>> BEGIN Recorded data

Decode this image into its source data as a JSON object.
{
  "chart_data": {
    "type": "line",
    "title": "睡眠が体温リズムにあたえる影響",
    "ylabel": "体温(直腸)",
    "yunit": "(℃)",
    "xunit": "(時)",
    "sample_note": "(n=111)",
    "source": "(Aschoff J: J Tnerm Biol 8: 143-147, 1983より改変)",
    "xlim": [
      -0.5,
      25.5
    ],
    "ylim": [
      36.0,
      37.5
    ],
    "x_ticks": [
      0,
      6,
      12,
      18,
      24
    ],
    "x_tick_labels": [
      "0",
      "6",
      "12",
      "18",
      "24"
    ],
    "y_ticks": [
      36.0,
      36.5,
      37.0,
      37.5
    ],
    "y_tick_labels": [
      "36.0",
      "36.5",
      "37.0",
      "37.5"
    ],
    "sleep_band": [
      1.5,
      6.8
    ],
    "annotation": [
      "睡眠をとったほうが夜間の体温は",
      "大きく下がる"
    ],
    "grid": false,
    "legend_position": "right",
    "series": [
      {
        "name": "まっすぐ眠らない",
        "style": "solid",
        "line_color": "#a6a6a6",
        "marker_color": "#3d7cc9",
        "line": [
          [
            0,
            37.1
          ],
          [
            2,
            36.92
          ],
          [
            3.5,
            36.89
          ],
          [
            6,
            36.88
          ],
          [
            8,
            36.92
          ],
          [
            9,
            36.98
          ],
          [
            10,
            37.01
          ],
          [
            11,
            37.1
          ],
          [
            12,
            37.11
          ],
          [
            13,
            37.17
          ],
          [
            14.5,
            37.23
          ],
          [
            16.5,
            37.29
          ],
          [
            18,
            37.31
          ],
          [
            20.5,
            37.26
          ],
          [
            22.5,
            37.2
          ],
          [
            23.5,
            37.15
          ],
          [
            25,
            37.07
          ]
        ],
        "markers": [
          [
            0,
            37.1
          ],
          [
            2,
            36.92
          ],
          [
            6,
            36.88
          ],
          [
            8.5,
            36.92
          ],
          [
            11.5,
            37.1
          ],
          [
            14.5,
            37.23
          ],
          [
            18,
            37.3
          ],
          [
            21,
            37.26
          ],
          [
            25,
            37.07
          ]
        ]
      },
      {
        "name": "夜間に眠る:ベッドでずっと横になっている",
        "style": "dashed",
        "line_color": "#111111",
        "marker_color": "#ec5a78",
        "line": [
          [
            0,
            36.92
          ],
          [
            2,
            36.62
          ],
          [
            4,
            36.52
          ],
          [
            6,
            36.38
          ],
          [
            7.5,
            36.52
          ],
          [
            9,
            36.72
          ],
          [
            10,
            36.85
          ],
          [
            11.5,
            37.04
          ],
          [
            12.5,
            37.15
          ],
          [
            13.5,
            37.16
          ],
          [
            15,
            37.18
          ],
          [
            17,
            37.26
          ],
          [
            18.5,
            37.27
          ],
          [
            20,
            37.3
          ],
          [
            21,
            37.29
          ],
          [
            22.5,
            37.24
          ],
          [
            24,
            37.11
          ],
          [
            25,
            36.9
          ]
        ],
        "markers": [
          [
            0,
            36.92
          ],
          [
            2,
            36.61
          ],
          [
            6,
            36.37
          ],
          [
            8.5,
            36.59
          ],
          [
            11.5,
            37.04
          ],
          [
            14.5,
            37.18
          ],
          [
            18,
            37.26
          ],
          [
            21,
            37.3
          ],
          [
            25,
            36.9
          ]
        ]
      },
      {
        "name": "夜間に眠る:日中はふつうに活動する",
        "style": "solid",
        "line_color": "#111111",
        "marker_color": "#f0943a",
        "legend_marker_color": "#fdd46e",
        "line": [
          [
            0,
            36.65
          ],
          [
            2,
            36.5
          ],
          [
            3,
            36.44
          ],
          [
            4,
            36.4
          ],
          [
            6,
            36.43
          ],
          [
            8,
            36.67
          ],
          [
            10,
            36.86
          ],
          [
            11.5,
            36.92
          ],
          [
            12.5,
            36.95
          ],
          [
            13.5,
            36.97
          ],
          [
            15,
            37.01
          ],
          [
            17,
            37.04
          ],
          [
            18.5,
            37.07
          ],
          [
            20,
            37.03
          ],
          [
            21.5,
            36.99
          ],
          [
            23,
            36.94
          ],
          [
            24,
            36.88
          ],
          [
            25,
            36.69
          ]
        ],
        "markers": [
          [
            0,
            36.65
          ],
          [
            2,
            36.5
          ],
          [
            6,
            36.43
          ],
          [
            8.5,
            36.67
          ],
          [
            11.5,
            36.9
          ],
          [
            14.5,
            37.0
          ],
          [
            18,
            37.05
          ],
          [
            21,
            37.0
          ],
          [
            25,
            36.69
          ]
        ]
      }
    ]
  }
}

>> END Recorded data

● Task goal: Reproduce all the data word for word.

● Task output:
Decode this image into its source data as a JSON object.
{
  "chart_data": {
    "type": "line",
    "title": "睡眠が体温リズムにあたえる影響",
    "ylabel": "体温(直腸)",
    "yunit": "(℃)",
    "xunit": "(時)",
    "sample_note": "(n=111)",
    "source": "(Aschoff J: J Tnerm Biol 8: 143-147, 1983より改変)",
    "xlim": [
      -0.5,
      25.5
    ],
    "ylim": [
      36.0,
      37.5
    ],
    "x_ticks": [
      0,
      6,
      12,
      18,
      24
    ],
    "x_tick_labels": [
      "0",
      "6",
      "12",
      "18",
      "24"
    ],
    "y_ticks": [
      36.0,
      36.5,
      37.0,
      37.5
    ],
    "y_tick_labels": [
      "36.0",
      "36.5",
      "37.0",
      "37.5"
    ],
    "sleep_band": [
      1.5,
      6.8
    ],
    "annotation": [
      "睡眠をとったほうが夜間の体温は",
      "大きく下がる"
    ],
    "grid": false,
    "legend_position": "right",
    "series": [
      {
        "name": "まっすぐ眠らない",
        "style": "solid",
        "line_color": "#a6a6a6",
        "marker_color": "#3d7cc9",
        "line": [
          [
            0,
            37.1
          ],
          [
            2,
            36.92
          ],
          [
            3.5,
            36.89
          ],
          [
            6,
            36.88
          ],
          [
            8,
            36.92
          ],
          [
            9,
            36.98
          ],
          [
            10,
            37.01
          ],
          [
            11,
            37.1
          ],
          [
            12,
            37.11
          ],
          [
            13,
            37.17
          ],
          [
            14.5,
            37.23
          ],
          [
            16.5,
            37.29
          ],
          [
            18,
            37.31
          ],
          [
            20.5,
            37.26
          ],
          [
            22.5,
            37.2
          ],
          [
            23.5,
            37.15
          ],
          [
            25,
            37.07
          ]
        ],
        "markers": [
          [
            0,
            37.1
          ],
          [
            2,
            36.92
          ],
          [
            6,
            36.88
          ],
          [
            8.5,
            36.92
          ],
          [
            11.5,
            37.1
          ],
          [
            14.5,
            37.23
          ],
          [
            18,
            37.3
          ],
          [
            21,
            37.26
          ],
          [
            25,
            37.07
          ]
        ]
      },
      {
        "name": "夜間に眠る:ベッドでずっと横になっている",
        "style": "dashed",
        "line_color": "#111111",
        "marker_color": "#ec5a78",
        "line": [
          [
            0,
            36.92
          ],
          [
            2,
            36.62
          ],
          [
            4,
            36.52
          ],
          [
            6,
            36.38
          ],
          [
            7.5,
            36.52
          ],
          [
            9,
            36.72
          ],
          [
            10,
            36.85
          ],
          [
            11.5,
            37.04
          ],
          [
            12.5,
            37.15
          ],
          [
            13.5,
            37.16
          ],
          [
            15,
            37.18
          ],
          [
            17,
            37.26
          ],
          [
            18.5,
            37.27
          ],
          [
            20,
            37.3
          ],
          [
            21,
            37.29
          ],
          [
            22.5,
            37.24
          ],
          [
            24,
            37.11
          ],
          [
            25,
            36.9
          ]
        ],
        "markers": [
          [
            0,
            36.92
          ],
          [
            2,
            36.61
          ],
          [
            6,
            36.37
          ],
          [
            8.5,
            36.59
          ],
          [
            11.5,
            37.04
          ],
          [
            14.5,
            37.18
          ],
          [
            18,
            37.26
          ],
          [
            21,
            37.3
          ],
          [
            25,
            36.9
          ]
        ]
      },
      {
        "name": "夜間に眠る:日中はふつうに活動する",
        "style": "solid",
        "line_color": "#111111",
        "marker_color": "#f0943a",
        "legend_marker_color": "#fdd46e",
        "line": [
          [
            0,
            36.65
          ],
          [
            2,
            36.5
          ],
          [
            3,
            36.44
          ],
          [
            4,
            36.4
          ],
          [
            6,
            36.43
          ],
          [
            8,
            36.67
          ],
          [
            10,
            36.86
          ],
          [
            11.5,
            36.92
          ],
          [
            12.5,
            36.95
          ],
          [
            13.5,
            36.97
          ],
          [
            15,
            37.01
          ],
          [
            17,
            37.04
          ],
          [
            18.5,
            37.07
          ],
          [
            20,
            37.03
          ],
          [
            21.5,
            36.99
          ],
          [
            23,
            36.94
          ],
          [
            24,
            36.88
          ],
          [
            25,
            36.69
          ]
        ],
        "markers": [
          [
            0,
            36.65
          ],
          [
            2,
            36.5
          ],
          [
            6,
            36.43
          ],
          [
            8.5,
            36.67
          ],
          [
            11.5,
            36.9
          ],
          [
            14.5,
            37.0
          ],
          [
            18,
            37.05
          ],
          [
            21,
            37.0
          ],
          [
            25,
            36.69
          ]
        ]
      }
    ]
  }
}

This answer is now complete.